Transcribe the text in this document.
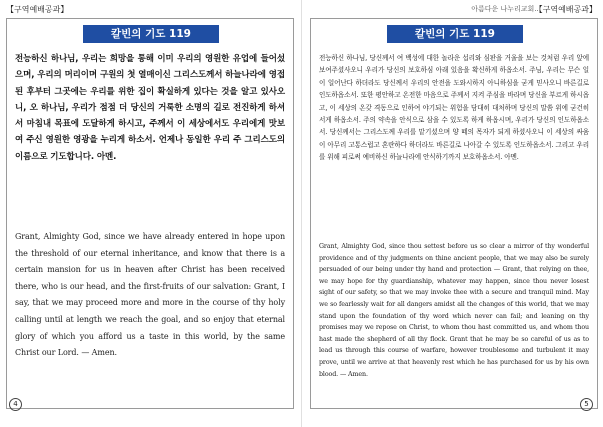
【구역예배공과】
칼빈의 기도 119

전능하신 하나님, 우리는 희망을 통해 이미 우리의 영원한 유업에 들어섰으며, 우리의 머리이며 구원의 첫 열매이신 그리스도께서 하늘나라에 영접된 후부터 그곳에는 우리를 위한 집이 확실하게 있다는 것을 알고 있사오니, 오 하나님, 우리가 점점 더 당신의 거룩한 소명의 길로 전진하게 하셔서 마침내 목표에 도달하게 하시고, 주께서 이 세상에서도 우리에게 맛보여 주신 영원한 영광을 누리게 하소서. 언제나 동일한 우리 주 그리스도의 이름으로 기도합니다. 아멘.

Grant, Almighty God, since we have already entered in hope upon the threshold of our eternal inheritance, and know that there is a certain mansion for us in heaven after Christ has been received there, who is our head, and the first-fruits of our salvation: Grant, I say, that we may proceed more and more in the course of thy holy calling until at length we reach the goal, and so enjoy that eternal glory of which you afford us a taste in this world, by the same Christ our Lord. — Amen.

4
아름다운 나누리교회...
【구역예배공과】
칼빈의 기도 119

전능하신 하나님, 당신께서 여 백성에 대한 놀라운 섭리와 심판을 거울을 보는 것처럼 우리 앞에 보여주셨사오니 우리가 당신의 보호하심 아래 있음을 확신하게 하옵소서. 주님, 우리는 무슨 일이 일어난다 하더라도 당신께서 우리의 안전을 도와시하지 아니하심을 굳게 믿사오니 바른길로 인도하옵소서. 또한 평안하고 온전한 마음으로 주께서 지켜 주심을 바라며 당신을 부르게 하시옵고, 이 세상의 온갖 격동으로 인하여 야기되는 위험을 담대히 대처하며 당신의 말씀 위에 굳건히 서게 하옵소서. 주의 약속을 안식으로 삼을 수 있도록 하게 하옵시며, 우리가 당신의 인도하옵소서. 당신께서는 그리스도께 우리를 맡기셨으며 양 떼의 목자가 되게 하셨사오니 이 세상의 싸움이 아무리 고통스럽고 혼란하다 하더라도 바른길로 나아갈 수 있도록 인도하옵소서. 그리고 우리를 위해 피로써 예비하신 하늘나라에 안식하기까지 보호하옵소서. 아멘.

Grant, Almighty God, since thou settest before us so clear a mirror of thy wonderful providence and of thy judgments on thine ancient people, that we may also be surely persuaded of our being under thy hand and protection — Grant, that relying on thee, we may hope for thy guardianship, whatever may happen, since thou never losest sight of our safety, so that we may invoke thee with a secure and tranquil mind. May we so fearlessly wait for all dangers amidst all the changes of this world, that we may stand upon the foundation of thy word which never can fail; and leaning on thy promises may we repose on Christ, to whom thou hast committed us, and whom thou hast made the shepherd of all thy flock. Grant that he may be so careful of us as to lead us through this course of warfare, however troublesome and turbulent it may prove, until we arrive at that heavenly rest which he has purchased for us by his own blood. — Amen.

5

════════════════════

**WHAT THE TASK ASKS:** In your copy of the records, include no pictures; repeat everything else exactly.

**ANSWER BELOW:**
Transcribe the text in this document.
【구역예배공과】
칼빈의 기도 119

전능하신 하나님, 우리는 희망을 통해 이미 우리의 영원한 유업에 들어섰으며, 우리의 머리이며 구원의 첫 열매이신 그리스도께서 하늘나라에 영접된 후부터 그곳에는 우리를 위한 집이 확실하게 있다는 것을 알고 있사오니, 오 하나님, 우리가 점점 더 당신의 거룩한 소명의 길로 전진하게 하셔서 마침내 목표에 도달하게 하시고, 주께서 이 세상에서도 우리에게 맛보여 주신 영원한 영광을 누리게 하소서. 언제나 동일한 우리 주 그리스도의 이름으로 기도합니다. 아멘.

Grant, Almighty God, since we have already entered in hope upon the threshold of our eternal inheritance, and know that there is a certain mansion for us in heaven after Christ has been received there, who is our head, and the first-fruits of our salvation: Grant, I say, that we may proceed more and more in the course of thy holy calling until at length we reach the goal, and so enjoy that eternal glory of which you afford us a taste in this world, by the same Christ our Lord. — Amen.

4
아름다운 나누리교회...
【구역예배공과】
칼빈의 기도 119

전능하신 하나님, 당신께서 여 백성에 대한 놀라운 섭리와 심판을 거울을 보는 것처럼 우리 앞에 보여주셨사오니 우리가 당신의 보호하심 아래 있음을 확신하게 하옵소서. 주님, 우리는 무슨 일이 일어난다 하더라도 당신께서 우리의 안전을 도와시하지 아니하심을 굳게 믿사오니 바른길로 인도하옵소서. 또한 평안하고 온전한 마음으로 주께서 지켜 주심을 바라며 당신을 부르게 하시옵고, 이 세상의 온갖 격동으로 인하여 야기되는 위험을 담대히 대처하며 당신의 말씀 위에 굳건히 서게 하옵소서. 주의 약속을 안식으로 삼을 수 있도록 하게 하옵시며, 우리가 당신의 인도하옵소서. 당신께서는 그리스도께 우리를 맡기셨으며 양 떼의 목자가 되게 하셨사오니 이 세상의 싸움이 아무리 고통스럽고 혼란하다 하더라도 바른길로 나아갈 수 있도록 인도하옵소서. 그리고 우리를 위해 피로써 예비하신 하늘나라에 안식하기까지 보호하옵소서. 아멘.

Grant, Almighty God, since thou settest before us so clear a mirror of thy wonderful providence and of thy judgments on thine ancient people, that we may also be surely persuaded of our being under thy hand and protection — Grant, that relying on thee, we may hope for thy guardianship, whatever may happen, since thou never losest sight of our safety, so that we may invoke thee with a secure and tranquil mind. May we so fearlessly wait for all dangers amidst all the changes of this world, that we may stand upon the foundation of thy word which never can fail; and leaning on thy promises may we repose on Christ, to whom thou hast committed us, and whom thou hast made the shepherd of all thy flock. Grant that he may be so careful of us as to lead us through this course of warfare, however troublesome and turbulent it may prove, until we arrive at that heavenly rest which he has purchased for us by his own blood. — Amen.

5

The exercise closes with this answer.